PROBLEM DETAILS =>
Every record is to be transcribed exactly as written.

DATASET EXTRACT =>

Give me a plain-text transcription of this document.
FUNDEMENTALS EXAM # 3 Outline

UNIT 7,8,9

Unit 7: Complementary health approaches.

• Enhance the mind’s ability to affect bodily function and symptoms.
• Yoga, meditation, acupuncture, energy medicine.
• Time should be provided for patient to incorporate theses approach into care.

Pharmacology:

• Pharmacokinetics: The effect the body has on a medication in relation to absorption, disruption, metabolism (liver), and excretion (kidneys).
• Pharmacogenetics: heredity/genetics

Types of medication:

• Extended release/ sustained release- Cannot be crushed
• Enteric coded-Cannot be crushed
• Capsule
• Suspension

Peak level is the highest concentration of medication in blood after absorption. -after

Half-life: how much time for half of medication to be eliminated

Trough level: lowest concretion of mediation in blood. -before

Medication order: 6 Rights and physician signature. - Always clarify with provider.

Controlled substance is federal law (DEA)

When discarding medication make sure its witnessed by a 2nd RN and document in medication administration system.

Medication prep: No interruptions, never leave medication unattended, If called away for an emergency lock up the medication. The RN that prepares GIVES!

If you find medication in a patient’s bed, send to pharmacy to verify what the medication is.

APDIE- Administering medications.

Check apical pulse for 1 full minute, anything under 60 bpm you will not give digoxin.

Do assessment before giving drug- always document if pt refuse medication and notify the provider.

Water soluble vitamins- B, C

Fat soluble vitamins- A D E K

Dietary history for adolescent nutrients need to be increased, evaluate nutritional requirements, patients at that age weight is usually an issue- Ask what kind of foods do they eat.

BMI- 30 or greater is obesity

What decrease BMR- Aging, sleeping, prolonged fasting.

WRITTEN ANSWER =>
Give me a plain-text transcription of this document.
FUNDEMENTALS EXAM # 3 Outline

UNIT 7,8,9

Unit 7: Complementary health approaches.

• Enhance the mind’s ability to affect bodily function and symptoms.
• Yoga, meditation, acupuncture, energy medicine.
• Time should be provided for patient to incorporate theses approach into care.

Pharmacology:

• Pharmacokinetics: The effect the body has on a medication in relation to absorption, disruption, metabolism (liver), and excretion (kidneys).
• Pharmacogenetics: heredity/genetics

Types of medication:

• Extended release/ sustained release- Cannot be crushed
• Enteric coded-Cannot be crushed
• Capsule
• Suspension

Peak level is the highest concentration of medication in blood after absorption. -after

Half-life: how much time for half of medication to be eliminated

Trough level: lowest concretion of mediation in blood. -before

Medication order: 6 Rights and physician signature. - Always clarify with provider.

Controlled substance is federal law (DEA)

When discarding medication make sure its witnessed by a 2nd RN and document in medication administration system.

Medication prep: No interruptions, never leave medication unattended, If called away for an emergency lock up the medication. The RN that prepares GIVES!

If you find medication in a patient’s bed, send to pharmacy to verify what the medication is.

APDIE- Administering medications.

Check apical pulse for 1 full minute, anything under 60 bpm you will not give digoxin.

Do assessment before giving drug- always document if pt refuse medication and notify the provider.

Water soluble vitamins- B, C

Fat soluble vitamins- A D E K

Dietary history for adolescent nutrients need to be increased, evaluate nutritional requirements, patients at that age weight is usually an issue- Ask what kind of foods do they eat.

BMI- 30 or greater is obesity

What decrease BMR- Aging, sleeping, prolonged fasting.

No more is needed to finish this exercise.